INFORMATION SHOWN -
begin

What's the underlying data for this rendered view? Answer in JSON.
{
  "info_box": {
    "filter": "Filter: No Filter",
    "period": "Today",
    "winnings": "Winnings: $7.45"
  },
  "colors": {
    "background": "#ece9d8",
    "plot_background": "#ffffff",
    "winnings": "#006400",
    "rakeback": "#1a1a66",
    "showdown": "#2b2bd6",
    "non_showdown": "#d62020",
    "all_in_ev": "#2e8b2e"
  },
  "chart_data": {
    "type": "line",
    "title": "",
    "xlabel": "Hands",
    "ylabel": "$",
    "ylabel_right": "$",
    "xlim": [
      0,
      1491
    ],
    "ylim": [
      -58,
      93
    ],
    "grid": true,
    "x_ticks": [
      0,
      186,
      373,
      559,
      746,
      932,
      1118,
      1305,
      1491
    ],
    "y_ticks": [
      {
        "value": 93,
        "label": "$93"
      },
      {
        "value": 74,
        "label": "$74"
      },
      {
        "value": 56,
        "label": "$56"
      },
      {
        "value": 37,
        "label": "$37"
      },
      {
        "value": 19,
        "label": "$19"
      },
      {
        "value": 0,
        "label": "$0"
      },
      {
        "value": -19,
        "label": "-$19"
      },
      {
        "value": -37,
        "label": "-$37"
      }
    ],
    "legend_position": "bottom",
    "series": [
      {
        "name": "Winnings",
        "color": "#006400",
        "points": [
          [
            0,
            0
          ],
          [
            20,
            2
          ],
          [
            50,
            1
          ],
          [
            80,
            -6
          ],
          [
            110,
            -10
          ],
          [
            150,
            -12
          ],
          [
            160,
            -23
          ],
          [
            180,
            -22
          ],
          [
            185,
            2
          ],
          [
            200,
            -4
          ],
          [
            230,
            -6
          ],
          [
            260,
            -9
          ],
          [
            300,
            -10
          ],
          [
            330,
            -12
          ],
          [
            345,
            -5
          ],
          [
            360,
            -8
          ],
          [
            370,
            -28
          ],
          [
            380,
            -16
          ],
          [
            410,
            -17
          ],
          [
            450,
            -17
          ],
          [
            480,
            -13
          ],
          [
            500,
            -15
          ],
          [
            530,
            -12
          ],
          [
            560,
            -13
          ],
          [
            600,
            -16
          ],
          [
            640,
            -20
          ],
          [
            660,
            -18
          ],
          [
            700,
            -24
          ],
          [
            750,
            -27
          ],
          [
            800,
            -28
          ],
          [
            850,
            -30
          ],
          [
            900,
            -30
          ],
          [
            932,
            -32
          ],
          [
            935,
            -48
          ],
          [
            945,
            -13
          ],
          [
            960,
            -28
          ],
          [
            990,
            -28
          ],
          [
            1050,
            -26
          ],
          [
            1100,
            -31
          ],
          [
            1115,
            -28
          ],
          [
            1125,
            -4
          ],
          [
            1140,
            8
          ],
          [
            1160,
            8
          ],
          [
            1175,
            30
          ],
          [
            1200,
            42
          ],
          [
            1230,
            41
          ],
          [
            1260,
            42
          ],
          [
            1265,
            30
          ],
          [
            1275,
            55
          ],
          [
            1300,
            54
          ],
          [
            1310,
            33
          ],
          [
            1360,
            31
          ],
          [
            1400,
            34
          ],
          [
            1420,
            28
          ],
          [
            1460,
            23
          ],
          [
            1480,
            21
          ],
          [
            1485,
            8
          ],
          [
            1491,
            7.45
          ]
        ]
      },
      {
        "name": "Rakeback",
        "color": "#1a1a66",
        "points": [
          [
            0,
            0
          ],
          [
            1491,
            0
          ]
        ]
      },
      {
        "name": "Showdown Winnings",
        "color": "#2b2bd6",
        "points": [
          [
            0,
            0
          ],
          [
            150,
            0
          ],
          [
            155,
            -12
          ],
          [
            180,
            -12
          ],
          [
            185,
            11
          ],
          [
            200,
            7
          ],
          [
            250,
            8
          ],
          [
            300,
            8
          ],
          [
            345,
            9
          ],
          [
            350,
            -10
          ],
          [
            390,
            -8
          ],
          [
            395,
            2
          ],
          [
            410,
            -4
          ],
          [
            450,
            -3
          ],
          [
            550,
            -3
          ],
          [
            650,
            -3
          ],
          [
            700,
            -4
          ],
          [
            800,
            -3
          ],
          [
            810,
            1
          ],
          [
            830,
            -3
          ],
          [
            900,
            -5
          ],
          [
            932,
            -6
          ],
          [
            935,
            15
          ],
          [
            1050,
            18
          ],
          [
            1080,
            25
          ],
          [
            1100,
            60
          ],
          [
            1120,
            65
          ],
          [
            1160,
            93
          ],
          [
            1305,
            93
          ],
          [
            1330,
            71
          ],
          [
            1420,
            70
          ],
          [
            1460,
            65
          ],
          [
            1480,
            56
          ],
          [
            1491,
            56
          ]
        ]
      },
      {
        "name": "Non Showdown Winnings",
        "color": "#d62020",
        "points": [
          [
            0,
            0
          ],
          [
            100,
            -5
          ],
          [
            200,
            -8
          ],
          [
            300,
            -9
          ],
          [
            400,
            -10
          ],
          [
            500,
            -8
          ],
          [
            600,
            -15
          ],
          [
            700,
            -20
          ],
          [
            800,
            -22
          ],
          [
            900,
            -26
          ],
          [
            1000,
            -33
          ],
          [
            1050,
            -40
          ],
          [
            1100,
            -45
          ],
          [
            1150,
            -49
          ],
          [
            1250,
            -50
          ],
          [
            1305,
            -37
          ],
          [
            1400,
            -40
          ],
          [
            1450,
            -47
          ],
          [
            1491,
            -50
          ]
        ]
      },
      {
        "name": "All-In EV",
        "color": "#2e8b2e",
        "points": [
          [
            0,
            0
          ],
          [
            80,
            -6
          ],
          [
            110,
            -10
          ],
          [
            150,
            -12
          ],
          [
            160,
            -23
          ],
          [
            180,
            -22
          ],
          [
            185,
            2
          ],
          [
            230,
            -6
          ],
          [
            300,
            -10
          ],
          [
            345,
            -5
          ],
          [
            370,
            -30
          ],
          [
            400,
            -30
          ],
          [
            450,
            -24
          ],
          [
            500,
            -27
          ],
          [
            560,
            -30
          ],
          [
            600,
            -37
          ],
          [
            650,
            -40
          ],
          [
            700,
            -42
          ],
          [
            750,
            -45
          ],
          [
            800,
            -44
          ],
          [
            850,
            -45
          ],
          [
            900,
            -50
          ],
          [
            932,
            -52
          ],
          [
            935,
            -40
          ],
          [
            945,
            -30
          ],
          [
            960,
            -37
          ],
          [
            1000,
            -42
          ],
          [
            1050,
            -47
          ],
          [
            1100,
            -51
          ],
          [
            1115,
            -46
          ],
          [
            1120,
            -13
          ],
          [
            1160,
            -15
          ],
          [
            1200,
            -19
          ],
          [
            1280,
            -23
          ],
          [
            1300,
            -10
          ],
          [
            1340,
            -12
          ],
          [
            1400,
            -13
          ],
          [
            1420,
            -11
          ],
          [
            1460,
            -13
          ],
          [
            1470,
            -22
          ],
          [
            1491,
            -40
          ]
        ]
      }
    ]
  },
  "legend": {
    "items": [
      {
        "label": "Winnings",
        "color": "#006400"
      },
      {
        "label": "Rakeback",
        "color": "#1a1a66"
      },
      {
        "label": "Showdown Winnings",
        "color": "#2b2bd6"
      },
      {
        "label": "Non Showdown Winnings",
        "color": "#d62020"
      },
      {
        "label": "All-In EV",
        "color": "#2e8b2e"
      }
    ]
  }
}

end

WHAT TO WORK ON - Locate each line containing the string "value" and show it.

SOLVED PROBLEM -
        "value": 93,
        "value": 74,
        "value": 56,
        "value": 37,
        "value": 19,
        "value": 0,
        "value": -19,
        "value": -37,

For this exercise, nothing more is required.